[Start of ENTRIES PROVIDED]

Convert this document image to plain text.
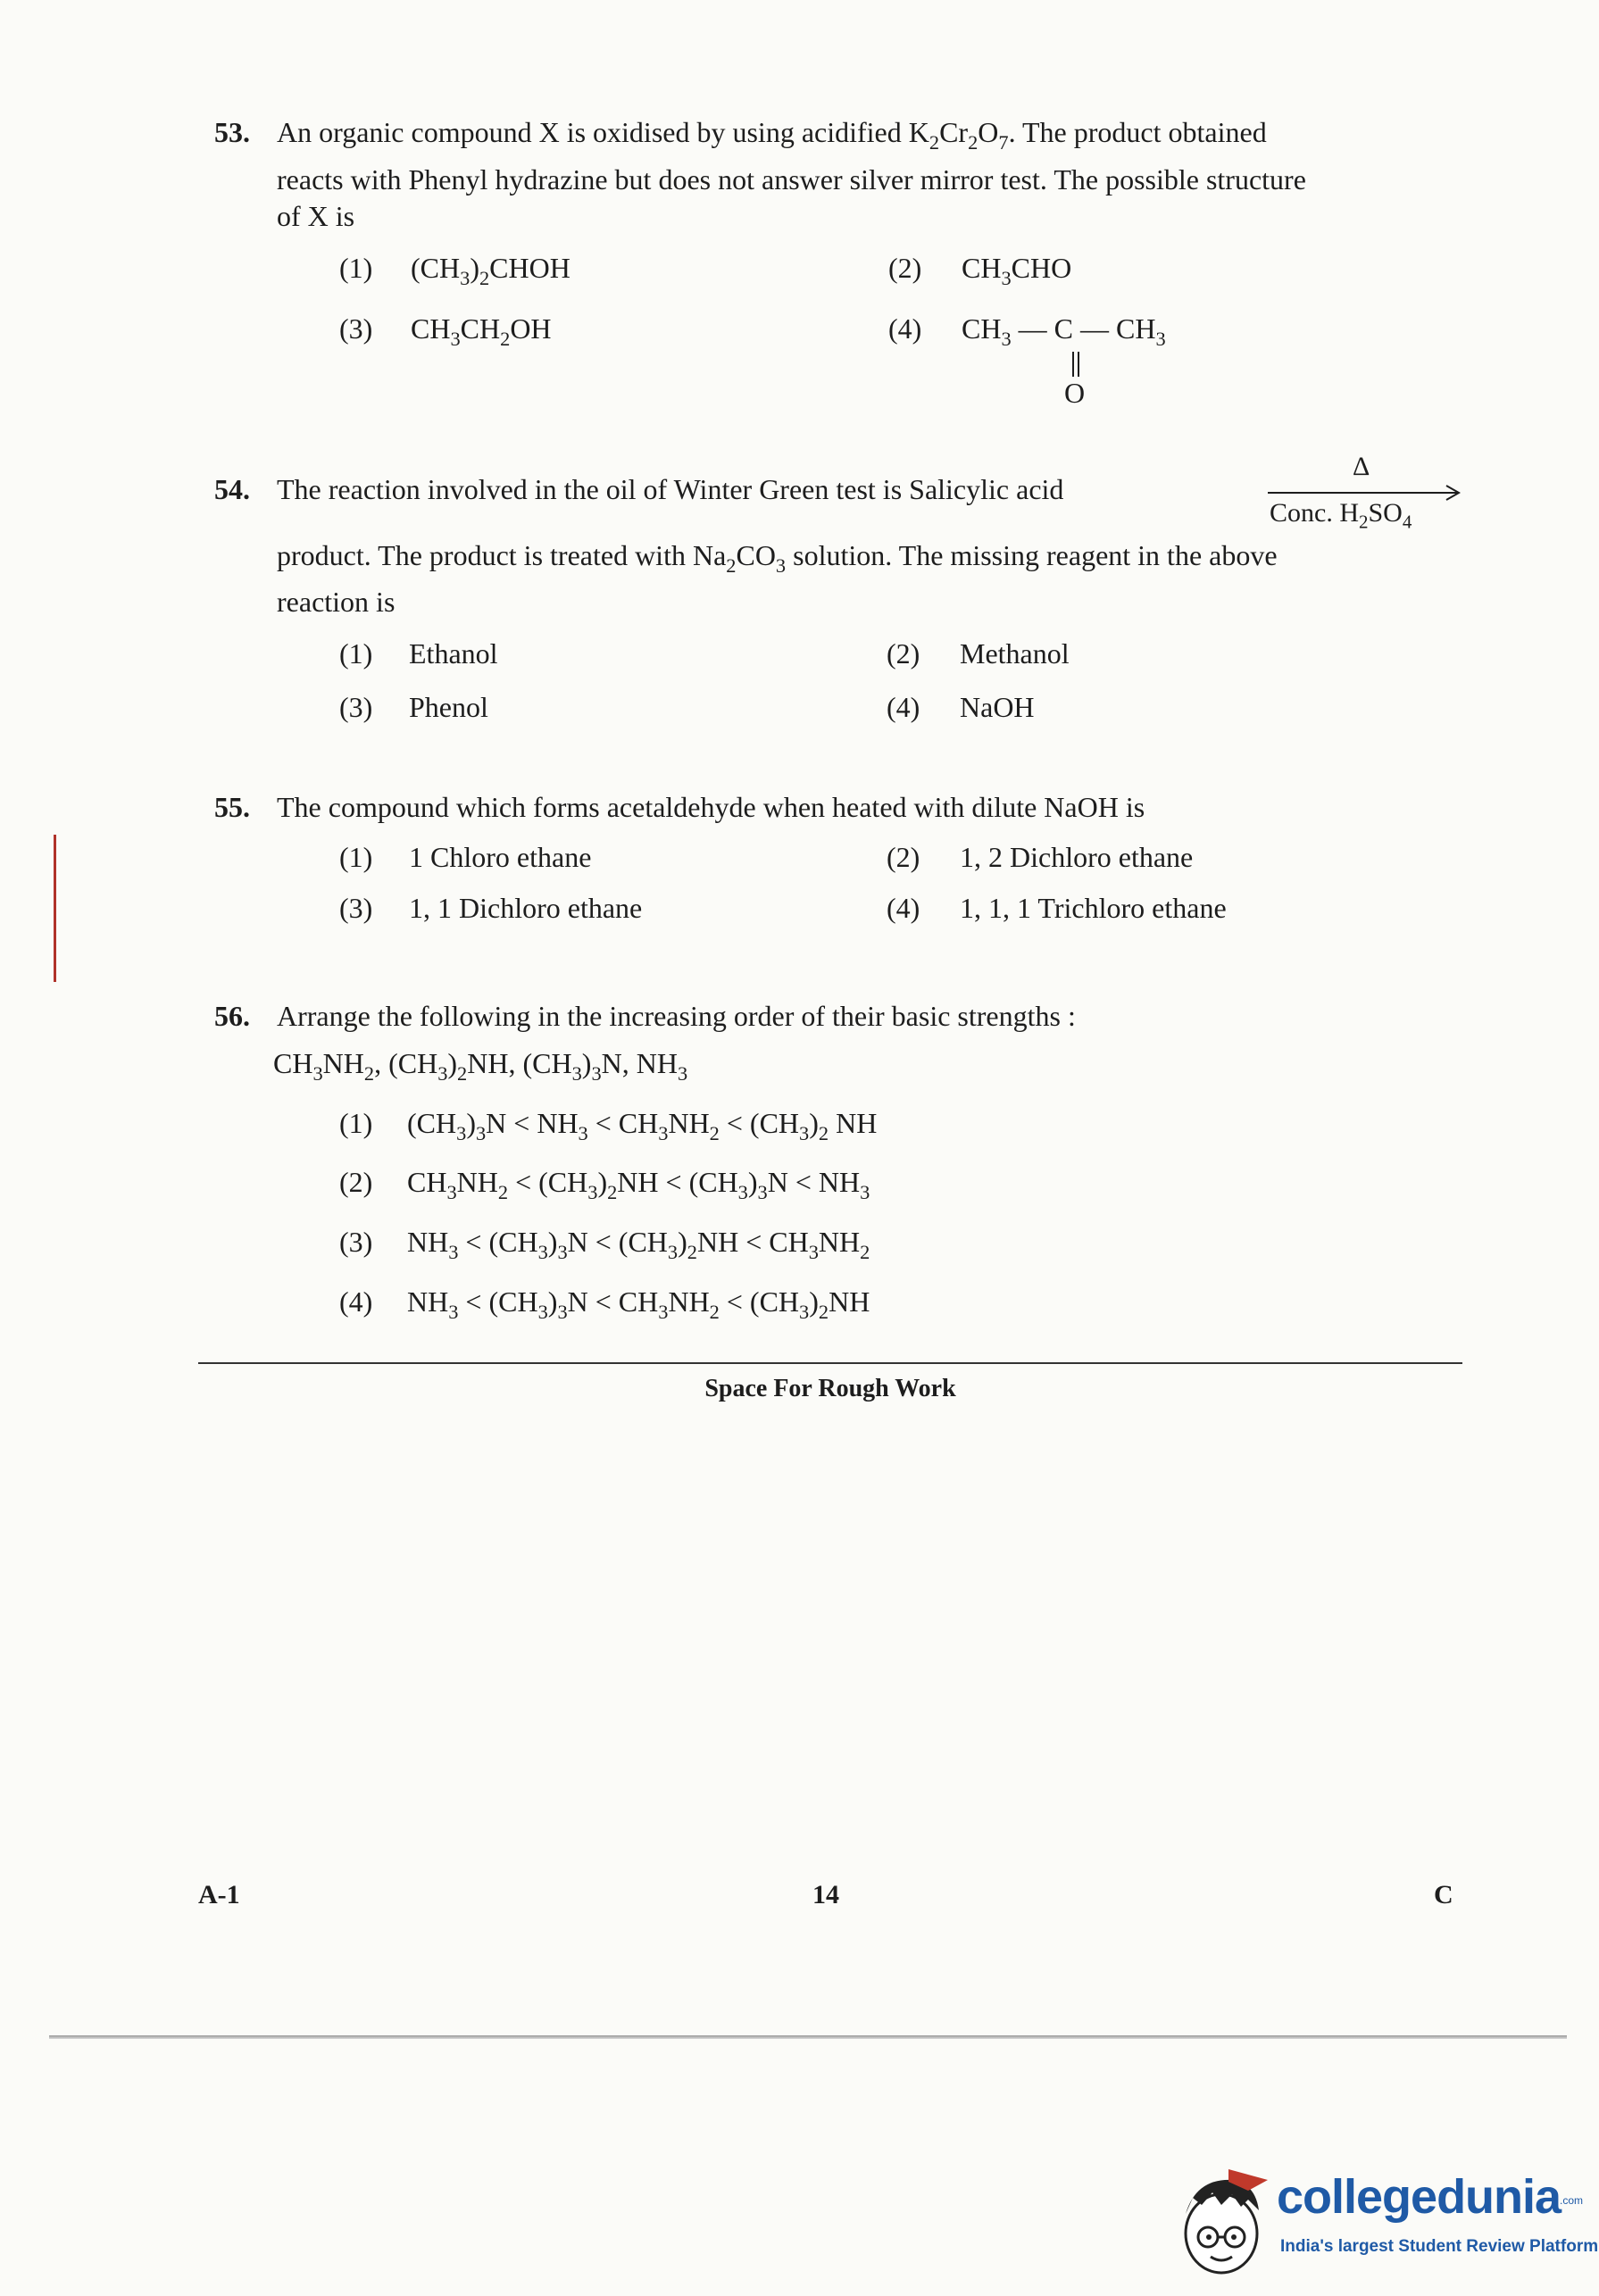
53. An organic compound X is oxidised by using acidified $K_2Cr_2O_7$. The product obtained
reacts with Phenyl hydrazine but does not answer silver mirror test. The possible structure
of X is
(1) $(CH_3)_2CHOH$	(2) $CH_3CHO$
(3) $CH_3CH_2OH$	(4) $CH_3$ — C — $CH_3$
O
54. The reaction involved in the oil of Winter Green test is Salicylic acid
Δ
Conc. $H_2SO_4$
product. The product is treated with $Na_2CO_3$ solution. The missing reagent in the above
reaction is
(1) Ethanol	(2) Methanol
(3) Phenol	(4) NaOH
55. The compound which forms acetaldehyde when heated with dilute NaOH is
(1) 1 Chloro ethane	(2) 1, 2 Dichloro ethane
(3) 1, 1 Dichloro ethane	(4) 1, 1, 1 Trichloro ethane
56. Arrange the following in the increasing order of their basic strengths :
$CH_3NH_2$, $(CH_3)_2NH$, $(CH_3)_3N$, $NH_3$
(1) $(CH_3)_3N < NH_3 < CH_3NH_2 < (CH_3)_2$ NH
(2) $CH_3NH_2 < (CH_3)_2NH < (CH_3)_3N < NH_3$
(3) $NH_3 < (CH_3)_3N < (CH_3)_2NH < CH_3NH_2$
(4) $NH_3 < (CH_3)_3N < CH_3NH_2 < (CH_3)_2NH$
Space For Rough Work
A-1	14	C
collegedunia
.com
India's largest Student Review Platform
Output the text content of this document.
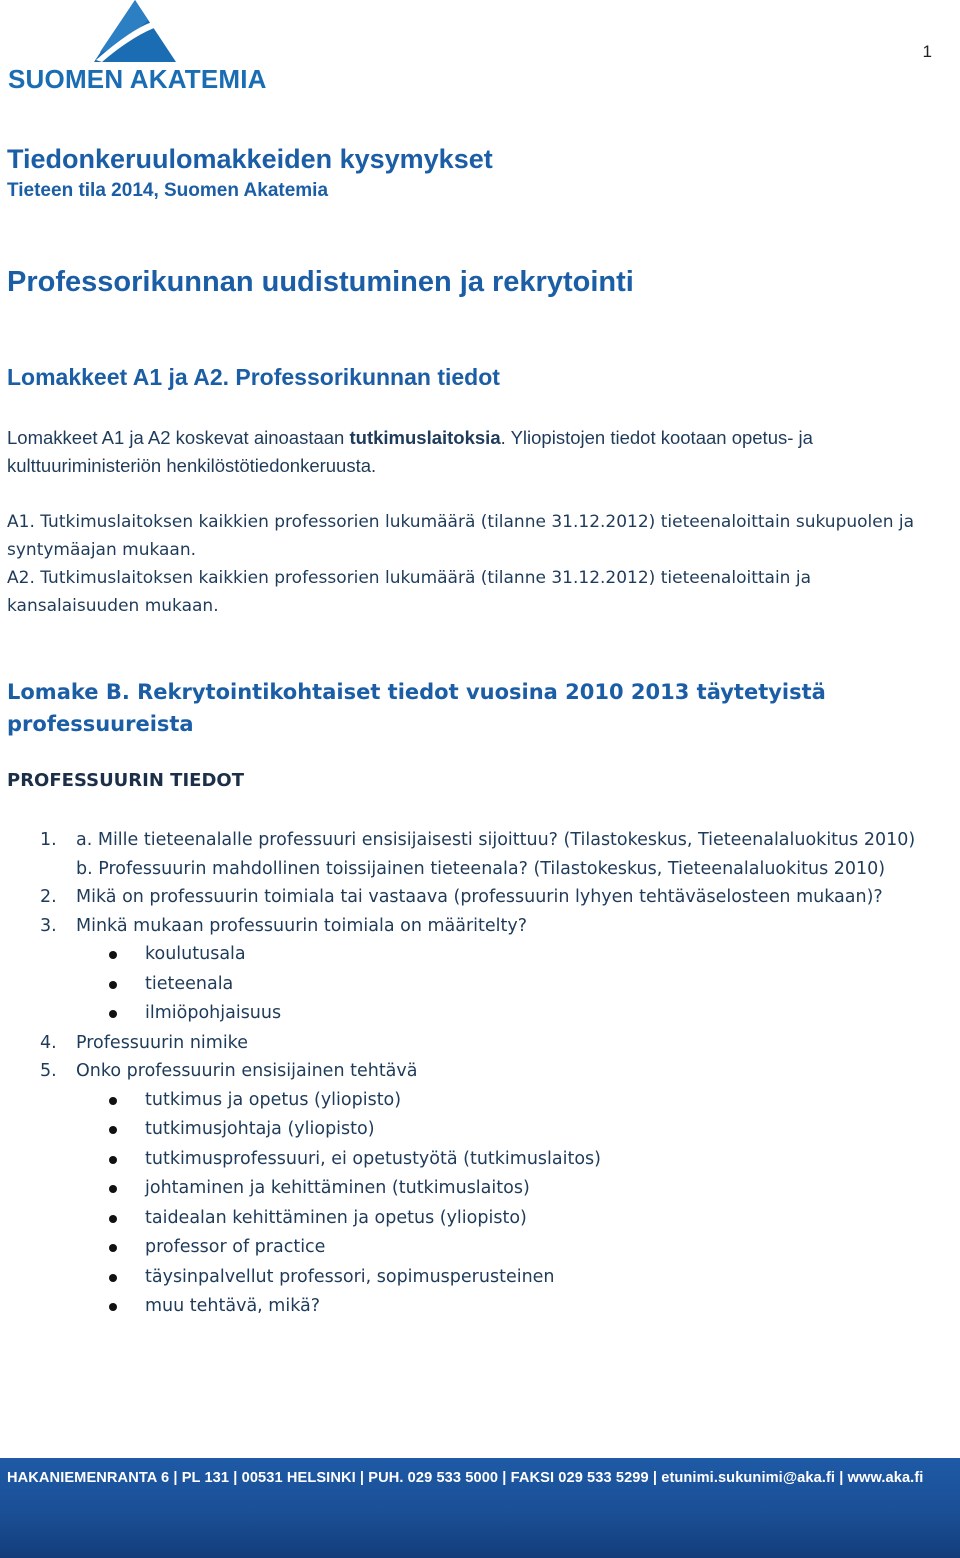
SUOMEN AKATEMIA
1
Tiedonkeruulomakkeiden kysymykset
Tieteen tila 2014, Suomen Akatemia
Professorikunnan uudistuminen ja rekrytointi
Lomakkeet A1 ja A2. Professorikunnan tiedot
Lomakkeet A1 ja A2 koskevat ainoastaan tutkimuslaitoksia. Yliopistojen tiedot kootaan opetus- ja kulttuuriministeriön henkilöstötiedonkeruusta.
A1. Tutkimuslaitoksen kaikkien professorien lukumäärä (tilanne 31.12.2012) tieteenaloittain sukupuolen ja syntymäajan mukaan.
A2. Tutkimuslaitoksen kaikkien professorien lukumäärä (tilanne 31.12.2012) tieteenaloittain ja kansalaisuuden mukaan.
Lomake B. Rekrytointikohtaiset tiedot vuosina 2010 2013 täytetyistä professuureista
PROFESSUURIN TIEDOT
1. a. Mille tieteenalalle professuuri ensisijaisesti sijoittuu? (Tilastokeskus, Tieteenalaluokitus 2010)
b. Professuurin mahdollinen toissijainen tieteenala? (Tilastokeskus, Tieteenalaluokitus 2010)
2. Mikä on professuurin toimiala tai vastaava (professuurin lyhyen tehtäväselosteen mukaan)?
3. Minkä mukaan professuurin toimiala on määritelty?
koulutusala
tieteenala
ilmiöpohjaisuus
4. Professuurin nimike
5. Onko professuurin ensisijainen tehtävä
tutkimus ja opetus (yliopisto)
tutkimusjohtaja (yliopisto)
tutkimusprofessuuri, ei opetustyötä (tutkimuslaitos)
johtaminen ja kehittäminen (tutkimuslaitos)
taidealan kehittäminen ja opetus (yliopisto)
professor of practice
täysinpalvellut professori, sopimusperusteinen
muu tehtävä, mikä?
HAKANIEMENRANTA 6 | PL 131 | 00531 HELSINKI | PUH. 029 533 5000 | FAKSI 029 533 5299 | etunimi.sukunimi@aka.fi | www.aka.fi
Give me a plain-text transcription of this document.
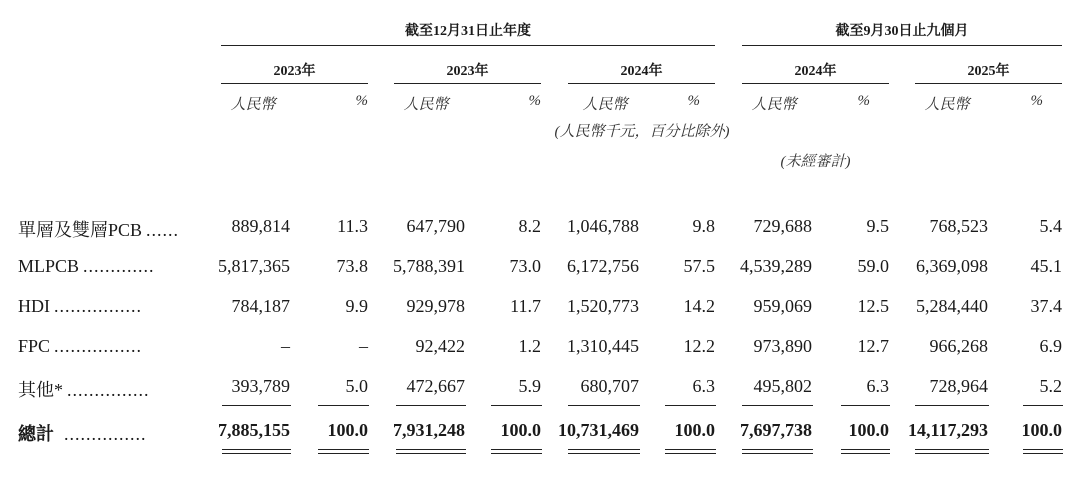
截至12月31日止年度	截至9月30日止九個月
2023年	2023年	2024年	2024年	2025年
人民幣	%	人民幣	%	人民幣	%	人民幣	%	人民幣	%
(人民幣千元，百分比除外)
(未經審計)
單層及雙層PCB ......	889,814	11.3	647,790	8.2	1,046,788	9.8	729,688	9.5	768,523	5.4
MLPCB .............	5,817,365	73.8	5,788,391	73.0	6,172,756	57.5	4,539,289	59.0	6,369,098	45.1
HDI ................	784,187	9.9	929,978	11.7	1,520,773	14.2	959,069	12.5	5,284,440	37.4
FPC ................	–	–	92,422	1.2	1,310,445	12.2	973,890	12.7	966,268	6.9
其他* ...............	393,789	5.0	472,667	5.9	680,707	6.3	495,802	6.3	728,964	5.2
總計 ...............	7,885,155	100.0	7,931,248	100.0 10,731,469	100.0	7,697,738	100.0	14,117,293	100.0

[End of ENTRIES PROVIDED]

__TASK BRIEF__:
Can the lines from the one with "Give me a plain-text" to the end of the records above be quoted exactly, both ends included, with every picture omitted?

__WORKED SOLUTION__:
Give me a plain-text transcription of this document.
截至12月31日止年度	截至9月30日止九個月
2023年	2023年	2024年	2024年	2025年
人民幣	%	人民幣	%	人民幣	%	人民幣	%	人民幣	%
(人民幣千元，百分比除外)
(未經審計)
單層及雙層PCB ......	889,814	11.3	647,790	8.2	1,046,788	9.8	729,688	9.5	768,523	5.4
MLPCB .............	5,817,365	73.8	5,788,391	73.0	6,172,756	57.5	4,539,289	59.0	6,369,098	45.1
HDI ................	784,187	9.9	929,978	11.7	1,520,773	14.2	959,069	12.5	5,284,440	37.4
FPC ................	–	–	92,422	1.2	1,310,445	12.2	973,890	12.7	966,268	6.9
其他* ...............	393,789	5.0	472,667	5.9	680,707	6.3	495,802	6.3	728,964	5.2
總計 ...............	7,885,155	100.0	7,931,248	100.0 10,731,469	100.0	7,697,738	100.0	14,117,293	100.0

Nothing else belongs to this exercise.